[EXERCISE]: Reproduce all of the data exactly.

──────── ITEMS

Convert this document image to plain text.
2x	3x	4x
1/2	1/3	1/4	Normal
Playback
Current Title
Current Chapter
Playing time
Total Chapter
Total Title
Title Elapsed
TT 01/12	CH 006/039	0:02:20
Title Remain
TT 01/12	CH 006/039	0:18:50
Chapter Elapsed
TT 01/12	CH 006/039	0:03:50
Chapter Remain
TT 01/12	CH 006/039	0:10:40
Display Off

────────────────

[RESPONSE FOR THIS EXERCISE]:
Convert this document image to plain text.
2x	3x	4x
1/2	1/3	1/4	Normal
Playback
Current Title
Current Chapter
Playing time
Total Chapter
Total Title
Title Elapsed
TT 01/12	CH 006/039	0:02:20
Title Remain
TT 01/12	CH 006/039	0:18:50
Chapter Elapsed
TT 01/12	CH 006/039	0:03:50
Chapter Remain
TT 01/12	CH 006/039	0:10:40
Display Off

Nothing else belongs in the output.